**GOAL OF THE EXERCISE**
Answer with nothing except the number of lines that contain the word "Potenciais".
+---+
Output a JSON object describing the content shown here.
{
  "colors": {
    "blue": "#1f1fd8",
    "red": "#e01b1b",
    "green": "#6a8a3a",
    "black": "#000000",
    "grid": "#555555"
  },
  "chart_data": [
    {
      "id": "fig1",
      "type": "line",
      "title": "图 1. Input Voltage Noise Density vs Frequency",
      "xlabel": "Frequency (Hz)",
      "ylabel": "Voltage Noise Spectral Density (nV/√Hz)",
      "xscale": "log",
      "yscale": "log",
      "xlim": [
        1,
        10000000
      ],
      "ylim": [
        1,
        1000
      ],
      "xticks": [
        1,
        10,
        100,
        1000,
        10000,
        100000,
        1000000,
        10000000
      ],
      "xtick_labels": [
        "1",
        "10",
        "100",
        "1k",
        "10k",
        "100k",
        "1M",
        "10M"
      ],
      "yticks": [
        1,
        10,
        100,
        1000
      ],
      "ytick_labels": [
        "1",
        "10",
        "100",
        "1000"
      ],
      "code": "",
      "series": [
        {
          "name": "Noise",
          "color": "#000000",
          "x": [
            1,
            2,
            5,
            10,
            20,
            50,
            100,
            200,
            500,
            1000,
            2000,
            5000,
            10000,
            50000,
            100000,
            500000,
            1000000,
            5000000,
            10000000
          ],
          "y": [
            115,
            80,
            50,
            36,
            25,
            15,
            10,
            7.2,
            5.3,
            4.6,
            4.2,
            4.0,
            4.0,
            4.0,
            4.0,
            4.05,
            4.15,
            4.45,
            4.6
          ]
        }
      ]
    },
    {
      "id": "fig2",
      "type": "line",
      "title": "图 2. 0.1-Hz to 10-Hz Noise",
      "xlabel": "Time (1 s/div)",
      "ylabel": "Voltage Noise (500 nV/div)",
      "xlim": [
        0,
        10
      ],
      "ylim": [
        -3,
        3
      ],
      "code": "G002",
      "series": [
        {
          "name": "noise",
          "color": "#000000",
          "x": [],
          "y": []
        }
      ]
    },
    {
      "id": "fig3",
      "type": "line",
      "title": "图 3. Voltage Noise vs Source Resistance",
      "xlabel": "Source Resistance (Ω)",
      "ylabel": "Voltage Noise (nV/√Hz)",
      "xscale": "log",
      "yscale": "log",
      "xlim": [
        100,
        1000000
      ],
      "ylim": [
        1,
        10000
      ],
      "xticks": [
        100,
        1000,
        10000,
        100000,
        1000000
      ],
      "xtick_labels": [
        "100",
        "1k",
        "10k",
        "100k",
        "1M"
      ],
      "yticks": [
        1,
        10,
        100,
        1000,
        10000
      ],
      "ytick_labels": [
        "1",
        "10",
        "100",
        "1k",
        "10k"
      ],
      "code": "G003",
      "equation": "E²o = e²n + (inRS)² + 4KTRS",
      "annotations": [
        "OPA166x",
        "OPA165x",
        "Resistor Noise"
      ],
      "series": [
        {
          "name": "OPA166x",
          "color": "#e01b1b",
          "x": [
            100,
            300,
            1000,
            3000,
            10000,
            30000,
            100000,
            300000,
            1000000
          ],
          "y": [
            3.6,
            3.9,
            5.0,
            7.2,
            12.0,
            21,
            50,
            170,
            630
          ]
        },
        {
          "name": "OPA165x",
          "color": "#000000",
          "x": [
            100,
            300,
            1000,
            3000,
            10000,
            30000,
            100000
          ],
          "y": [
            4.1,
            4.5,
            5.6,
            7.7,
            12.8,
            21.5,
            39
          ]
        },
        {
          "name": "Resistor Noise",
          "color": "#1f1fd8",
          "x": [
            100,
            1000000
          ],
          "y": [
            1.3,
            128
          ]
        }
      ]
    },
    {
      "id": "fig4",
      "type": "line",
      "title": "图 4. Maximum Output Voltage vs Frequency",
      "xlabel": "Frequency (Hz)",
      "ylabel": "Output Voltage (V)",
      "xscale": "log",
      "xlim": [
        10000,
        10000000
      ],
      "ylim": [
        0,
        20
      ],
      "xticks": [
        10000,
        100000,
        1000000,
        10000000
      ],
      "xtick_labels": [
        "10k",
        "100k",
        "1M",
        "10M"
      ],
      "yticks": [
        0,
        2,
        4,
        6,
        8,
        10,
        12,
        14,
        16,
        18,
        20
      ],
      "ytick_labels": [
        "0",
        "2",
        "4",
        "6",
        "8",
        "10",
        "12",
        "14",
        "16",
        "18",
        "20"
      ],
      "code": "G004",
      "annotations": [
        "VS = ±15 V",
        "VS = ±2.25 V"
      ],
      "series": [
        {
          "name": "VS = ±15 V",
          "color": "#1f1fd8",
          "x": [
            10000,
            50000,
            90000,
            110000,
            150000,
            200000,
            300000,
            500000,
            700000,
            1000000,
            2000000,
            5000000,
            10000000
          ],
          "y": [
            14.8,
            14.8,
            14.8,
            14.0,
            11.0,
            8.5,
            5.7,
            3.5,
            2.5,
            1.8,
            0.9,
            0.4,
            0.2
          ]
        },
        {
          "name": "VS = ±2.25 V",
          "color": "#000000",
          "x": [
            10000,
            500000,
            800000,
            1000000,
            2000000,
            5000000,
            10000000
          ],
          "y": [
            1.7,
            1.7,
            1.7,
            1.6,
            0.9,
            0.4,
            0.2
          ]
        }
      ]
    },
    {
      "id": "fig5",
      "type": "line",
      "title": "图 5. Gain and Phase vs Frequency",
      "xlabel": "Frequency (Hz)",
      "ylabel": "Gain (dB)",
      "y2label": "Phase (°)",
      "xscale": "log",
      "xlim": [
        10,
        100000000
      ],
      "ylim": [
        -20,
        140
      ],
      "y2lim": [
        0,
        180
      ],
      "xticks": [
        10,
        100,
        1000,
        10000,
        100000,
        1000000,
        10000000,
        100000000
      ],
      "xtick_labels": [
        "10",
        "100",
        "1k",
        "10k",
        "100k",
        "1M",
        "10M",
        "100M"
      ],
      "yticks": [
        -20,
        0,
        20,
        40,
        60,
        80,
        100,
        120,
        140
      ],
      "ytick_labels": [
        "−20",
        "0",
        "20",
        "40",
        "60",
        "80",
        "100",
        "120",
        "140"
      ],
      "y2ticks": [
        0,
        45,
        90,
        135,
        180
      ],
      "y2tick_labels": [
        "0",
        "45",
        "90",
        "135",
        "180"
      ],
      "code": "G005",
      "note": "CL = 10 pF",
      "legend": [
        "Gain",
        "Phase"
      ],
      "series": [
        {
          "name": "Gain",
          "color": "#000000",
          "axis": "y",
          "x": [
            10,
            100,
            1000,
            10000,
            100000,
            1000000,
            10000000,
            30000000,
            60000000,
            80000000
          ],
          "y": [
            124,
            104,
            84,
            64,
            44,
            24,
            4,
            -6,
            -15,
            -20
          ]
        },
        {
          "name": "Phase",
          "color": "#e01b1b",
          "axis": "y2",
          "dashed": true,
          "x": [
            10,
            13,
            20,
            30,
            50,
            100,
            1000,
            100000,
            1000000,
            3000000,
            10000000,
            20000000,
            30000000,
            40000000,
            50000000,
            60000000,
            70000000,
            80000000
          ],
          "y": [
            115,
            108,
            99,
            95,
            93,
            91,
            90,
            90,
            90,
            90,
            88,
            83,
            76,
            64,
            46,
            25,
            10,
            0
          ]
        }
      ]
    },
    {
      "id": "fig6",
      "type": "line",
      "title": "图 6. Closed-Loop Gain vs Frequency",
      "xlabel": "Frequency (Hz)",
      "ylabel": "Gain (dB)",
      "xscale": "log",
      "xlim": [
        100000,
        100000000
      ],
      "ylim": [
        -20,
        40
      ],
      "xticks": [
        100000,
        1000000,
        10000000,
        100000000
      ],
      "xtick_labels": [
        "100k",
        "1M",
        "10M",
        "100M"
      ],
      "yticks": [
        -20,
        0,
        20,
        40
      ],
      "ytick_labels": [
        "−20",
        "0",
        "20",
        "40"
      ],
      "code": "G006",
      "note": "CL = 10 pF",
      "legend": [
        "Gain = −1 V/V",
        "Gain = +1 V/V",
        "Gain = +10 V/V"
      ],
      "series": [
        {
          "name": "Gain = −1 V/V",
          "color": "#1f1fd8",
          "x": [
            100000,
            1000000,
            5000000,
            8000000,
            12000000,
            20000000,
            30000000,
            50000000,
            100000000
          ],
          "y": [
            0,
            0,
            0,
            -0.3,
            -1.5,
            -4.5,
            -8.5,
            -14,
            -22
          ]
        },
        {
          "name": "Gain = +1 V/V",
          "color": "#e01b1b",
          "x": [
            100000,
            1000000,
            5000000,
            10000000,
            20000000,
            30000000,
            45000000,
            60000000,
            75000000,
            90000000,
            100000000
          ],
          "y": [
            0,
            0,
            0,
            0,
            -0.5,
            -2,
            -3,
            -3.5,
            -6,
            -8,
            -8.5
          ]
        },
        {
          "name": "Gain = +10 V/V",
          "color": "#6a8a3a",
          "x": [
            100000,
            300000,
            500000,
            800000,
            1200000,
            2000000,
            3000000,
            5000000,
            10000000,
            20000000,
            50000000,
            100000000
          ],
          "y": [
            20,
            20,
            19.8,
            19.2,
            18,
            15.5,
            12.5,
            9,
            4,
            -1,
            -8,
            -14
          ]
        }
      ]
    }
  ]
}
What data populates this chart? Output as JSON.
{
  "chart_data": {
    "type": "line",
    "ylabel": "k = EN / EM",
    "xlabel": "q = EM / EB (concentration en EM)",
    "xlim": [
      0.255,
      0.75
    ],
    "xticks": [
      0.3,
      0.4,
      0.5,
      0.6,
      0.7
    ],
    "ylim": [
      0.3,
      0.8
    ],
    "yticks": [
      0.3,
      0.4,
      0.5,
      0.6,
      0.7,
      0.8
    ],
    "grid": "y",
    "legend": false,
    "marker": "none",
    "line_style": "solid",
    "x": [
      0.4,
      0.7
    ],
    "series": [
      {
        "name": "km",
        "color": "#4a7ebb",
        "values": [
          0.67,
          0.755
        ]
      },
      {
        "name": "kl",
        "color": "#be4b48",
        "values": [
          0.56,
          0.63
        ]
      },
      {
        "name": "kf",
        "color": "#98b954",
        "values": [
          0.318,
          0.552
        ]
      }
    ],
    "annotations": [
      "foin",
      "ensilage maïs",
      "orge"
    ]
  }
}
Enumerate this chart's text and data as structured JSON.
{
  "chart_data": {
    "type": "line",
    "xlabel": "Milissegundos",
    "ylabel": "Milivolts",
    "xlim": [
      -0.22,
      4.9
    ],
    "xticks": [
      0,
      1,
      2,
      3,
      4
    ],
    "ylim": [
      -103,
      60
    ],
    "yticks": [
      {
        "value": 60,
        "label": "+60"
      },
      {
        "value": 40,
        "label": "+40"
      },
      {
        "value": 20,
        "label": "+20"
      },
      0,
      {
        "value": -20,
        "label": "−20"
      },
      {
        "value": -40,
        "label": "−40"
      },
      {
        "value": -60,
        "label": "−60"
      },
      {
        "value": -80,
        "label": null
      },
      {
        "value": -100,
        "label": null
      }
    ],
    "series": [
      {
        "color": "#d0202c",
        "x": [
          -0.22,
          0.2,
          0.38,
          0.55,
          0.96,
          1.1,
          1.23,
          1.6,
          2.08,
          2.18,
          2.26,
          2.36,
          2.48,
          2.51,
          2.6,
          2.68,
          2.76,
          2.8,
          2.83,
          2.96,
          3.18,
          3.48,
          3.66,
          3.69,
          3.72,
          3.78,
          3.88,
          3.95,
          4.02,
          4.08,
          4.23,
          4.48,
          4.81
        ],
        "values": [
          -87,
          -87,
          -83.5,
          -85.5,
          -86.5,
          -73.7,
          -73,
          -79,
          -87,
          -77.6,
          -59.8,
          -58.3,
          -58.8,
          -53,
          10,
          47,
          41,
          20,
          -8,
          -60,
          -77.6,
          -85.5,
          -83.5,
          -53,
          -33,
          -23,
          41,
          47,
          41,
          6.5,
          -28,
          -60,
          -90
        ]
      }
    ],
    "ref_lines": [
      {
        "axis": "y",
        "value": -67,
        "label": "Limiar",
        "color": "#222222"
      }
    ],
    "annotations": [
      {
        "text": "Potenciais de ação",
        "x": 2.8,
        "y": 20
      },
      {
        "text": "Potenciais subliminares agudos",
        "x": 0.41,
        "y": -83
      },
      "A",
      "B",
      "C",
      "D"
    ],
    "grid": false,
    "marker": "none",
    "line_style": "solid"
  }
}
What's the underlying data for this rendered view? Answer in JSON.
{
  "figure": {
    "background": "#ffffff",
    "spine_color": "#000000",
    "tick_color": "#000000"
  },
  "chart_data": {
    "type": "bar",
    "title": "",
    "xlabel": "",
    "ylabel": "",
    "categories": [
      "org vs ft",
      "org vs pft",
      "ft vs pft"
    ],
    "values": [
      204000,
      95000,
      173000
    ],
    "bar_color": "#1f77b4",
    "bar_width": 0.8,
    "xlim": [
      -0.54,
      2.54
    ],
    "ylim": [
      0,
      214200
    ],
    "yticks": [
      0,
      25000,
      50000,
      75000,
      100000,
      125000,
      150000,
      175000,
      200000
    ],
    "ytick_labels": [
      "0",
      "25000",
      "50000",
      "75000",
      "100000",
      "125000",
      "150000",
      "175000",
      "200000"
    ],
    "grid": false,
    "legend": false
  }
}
+---+
**THE RESULT**
2